### DIRECTION
Copy out the entries below in full and exactly.

:::::

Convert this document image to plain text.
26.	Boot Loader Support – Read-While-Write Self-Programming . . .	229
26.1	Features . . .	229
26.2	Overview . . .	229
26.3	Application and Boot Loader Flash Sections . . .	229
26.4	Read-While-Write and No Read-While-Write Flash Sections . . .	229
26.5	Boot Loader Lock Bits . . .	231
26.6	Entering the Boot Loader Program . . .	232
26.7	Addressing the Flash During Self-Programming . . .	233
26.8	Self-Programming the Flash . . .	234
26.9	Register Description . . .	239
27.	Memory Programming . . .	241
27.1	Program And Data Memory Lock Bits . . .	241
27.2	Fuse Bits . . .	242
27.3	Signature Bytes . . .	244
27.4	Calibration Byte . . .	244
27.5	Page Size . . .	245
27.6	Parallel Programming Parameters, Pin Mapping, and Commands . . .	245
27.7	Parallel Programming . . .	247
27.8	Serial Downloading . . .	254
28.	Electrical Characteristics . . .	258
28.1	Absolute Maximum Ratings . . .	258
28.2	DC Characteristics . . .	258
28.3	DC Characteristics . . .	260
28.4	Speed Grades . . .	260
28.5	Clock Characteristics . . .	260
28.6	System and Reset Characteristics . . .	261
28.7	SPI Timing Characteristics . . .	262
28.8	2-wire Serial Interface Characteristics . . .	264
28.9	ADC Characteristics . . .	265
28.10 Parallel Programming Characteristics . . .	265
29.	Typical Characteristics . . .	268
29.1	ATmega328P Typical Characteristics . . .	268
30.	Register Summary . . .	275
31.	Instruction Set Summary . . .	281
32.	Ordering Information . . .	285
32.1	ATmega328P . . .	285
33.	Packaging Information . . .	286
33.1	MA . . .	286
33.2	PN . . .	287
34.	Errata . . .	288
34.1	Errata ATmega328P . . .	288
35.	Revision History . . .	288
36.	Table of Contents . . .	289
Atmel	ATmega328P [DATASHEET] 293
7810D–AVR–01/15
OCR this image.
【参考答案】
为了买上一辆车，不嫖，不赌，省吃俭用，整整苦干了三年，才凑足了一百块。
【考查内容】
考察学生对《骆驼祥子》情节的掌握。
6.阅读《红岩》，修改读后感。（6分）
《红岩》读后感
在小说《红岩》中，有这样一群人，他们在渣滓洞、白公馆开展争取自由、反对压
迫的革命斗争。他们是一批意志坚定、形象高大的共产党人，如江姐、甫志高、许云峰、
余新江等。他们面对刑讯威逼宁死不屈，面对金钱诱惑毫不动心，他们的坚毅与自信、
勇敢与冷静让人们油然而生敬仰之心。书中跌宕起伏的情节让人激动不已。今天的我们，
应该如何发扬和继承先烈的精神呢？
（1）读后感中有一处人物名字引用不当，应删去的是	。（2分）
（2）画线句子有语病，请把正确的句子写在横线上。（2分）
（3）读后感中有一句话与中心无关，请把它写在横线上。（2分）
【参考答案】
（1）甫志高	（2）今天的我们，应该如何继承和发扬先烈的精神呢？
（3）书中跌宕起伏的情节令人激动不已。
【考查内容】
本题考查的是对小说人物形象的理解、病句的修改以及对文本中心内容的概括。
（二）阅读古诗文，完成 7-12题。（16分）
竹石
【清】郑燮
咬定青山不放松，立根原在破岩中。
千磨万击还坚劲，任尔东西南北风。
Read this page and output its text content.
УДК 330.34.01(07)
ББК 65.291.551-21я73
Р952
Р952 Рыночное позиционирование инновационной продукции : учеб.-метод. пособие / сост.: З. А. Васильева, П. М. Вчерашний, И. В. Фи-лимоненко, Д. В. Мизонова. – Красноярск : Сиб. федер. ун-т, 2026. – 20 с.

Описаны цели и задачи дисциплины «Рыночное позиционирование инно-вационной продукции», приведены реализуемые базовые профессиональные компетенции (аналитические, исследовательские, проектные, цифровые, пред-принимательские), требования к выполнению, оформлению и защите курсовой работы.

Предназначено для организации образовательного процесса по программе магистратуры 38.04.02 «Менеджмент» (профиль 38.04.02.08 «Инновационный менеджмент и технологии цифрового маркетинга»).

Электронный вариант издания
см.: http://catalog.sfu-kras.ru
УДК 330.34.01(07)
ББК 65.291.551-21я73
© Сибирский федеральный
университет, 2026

:::::

### SOLVED EXERCISE
Convert this document image to plain text.
26.	Boot Loader Support – Read-While-Write Self-Programming . . .	229
26.1	Features . . .	229
26.2	Overview . . .	229
26.3	Application and Boot Loader Flash Sections . . .	229
26.4	Read-While-Write and No Read-While-Write Flash Sections . . .	229
26.5	Boot Loader Lock Bits . . .	231
26.6	Entering the Boot Loader Program . . .	232
26.7	Addressing the Flash During Self-Programming . . .	233
26.8	Self-Programming the Flash . . .	234
26.9	Register Description . . .	239
27.	Memory Programming . . .	241
27.1	Program And Data Memory Lock Bits . . .	241
27.2	Fuse Bits . . .	242
27.3	Signature Bytes . . .	244
27.4	Calibration Byte . . .	244
27.5	Page Size . . .	245
27.6	Parallel Programming Parameters, Pin Mapping, and Commands . . .	245
27.7	Parallel Programming . . .	247
27.8	Serial Downloading . . .	254
28.	Electrical Characteristics . . .	258
28.1	Absolute Maximum Ratings . . .	258
28.2	DC Characteristics . . .	258
28.3	DC Characteristics . . .	260
28.4	Speed Grades . . .	260
28.5	Clock Characteristics . . .	260
28.6	System and Reset Characteristics . . .	261
28.7	SPI Timing Characteristics . . .	262
28.8	2-wire Serial Interface Characteristics . . .	264
28.9	ADC Characteristics . . .	265
28.10 Parallel Programming Characteristics . . .	265
29.	Typical Characteristics . . .	268
29.1	ATmega328P Typical Characteristics . . .	268
30.	Register Summary . . .	275
31.	Instruction Set Summary . . .	281
32.	Ordering Information . . .	285
32.1	ATmega328P . . .	285
33.	Packaging Information . . .	286
33.1	MA . . .	286
33.2	PN . . .	287
34.	Errata . . .	288
34.1	Errata ATmega328P . . .	288
35.	Revision History . . .	288
36.	Table of Contents . . .	289
Atmel	ATmega328P [DATASHEET] 293
7810D–AVR–01/15
OCR this image.
【参考答案】
为了买上一辆车，不嫖，不赌，省吃俭用，整整苦干了三年，才凑足了一百块。
【考查内容】
考察学生对《骆驼祥子》情节的掌握。
6.阅读《红岩》，修改读后感。（6分）
《红岩》读后感
在小说《红岩》中，有这样一群人，他们在渣滓洞、白公馆开展争取自由、反对压
迫的革命斗争。他们是一批意志坚定、形象高大的共产党人，如江姐、甫志高、许云峰、
余新江等。他们面对刑讯威逼宁死不屈，面对金钱诱惑毫不动心，他们的坚毅与自信、
勇敢与冷静让人们油然而生敬仰之心。书中跌宕起伏的情节让人激动不已。今天的我们，
应该如何发扬和继承先烈的精神呢？
（1）读后感中有一处人物名字引用不当，应删去的是	。（2分）
（2）画线句子有语病，请把正确的句子写在横线上。（2分）
（3）读后感中有一句话与中心无关，请把它写在横线上。（2分）
【参考答案】
（1）甫志高	（2）今天的我们，应该如何继承和发扬先烈的精神呢？
（3）书中跌宕起伏的情节令人激动不已。
【考查内容】
本题考查的是对小说人物形象的理解、病句的修改以及对文本中心内容的概括。
（二）阅读古诗文，完成 7-12题。（16分）
竹石
【清】郑燮
咬定青山不放松，立根原在破岩中。
千磨万击还坚劲，任尔东西南北风。
Read this page and output its text content.
УДК 330.34.01(07)
ББК 65.291.551-21я73
Р952
Р952 Рыночное позиционирование инновационной продукции : учеб.-метод. пособие / сост.: З. А. Васильева, П. М. Вчерашний, И. В. Фи-лимоненко, Д. В. Мизонова. – Красноярск : Сиб. федер. ун-т, 2026. – 20 с.

Описаны цели и задачи дисциплины «Рыночное позиционирование инно-вационной продукции», приведены реализуемые базовые профессиональные компетенции (аналитические, исследовательские, проектные, цифровые, пред-принимательские), требования к выполнению, оформлению и защите курсовой работы.

Предназначено для организации образовательного процесса по программе магистратуры 38.04.02 «Менеджмент» (профиль 38.04.02.08 «Инновационный менеджмент и технологии цифрового маркетинга»).

Электронный вариант издания
см.: http://catalog.sfu-kras.ru
УДК 330.34.01(07)
ББК 65.291.551-21я73
© Сибирский федеральный
университет, 2026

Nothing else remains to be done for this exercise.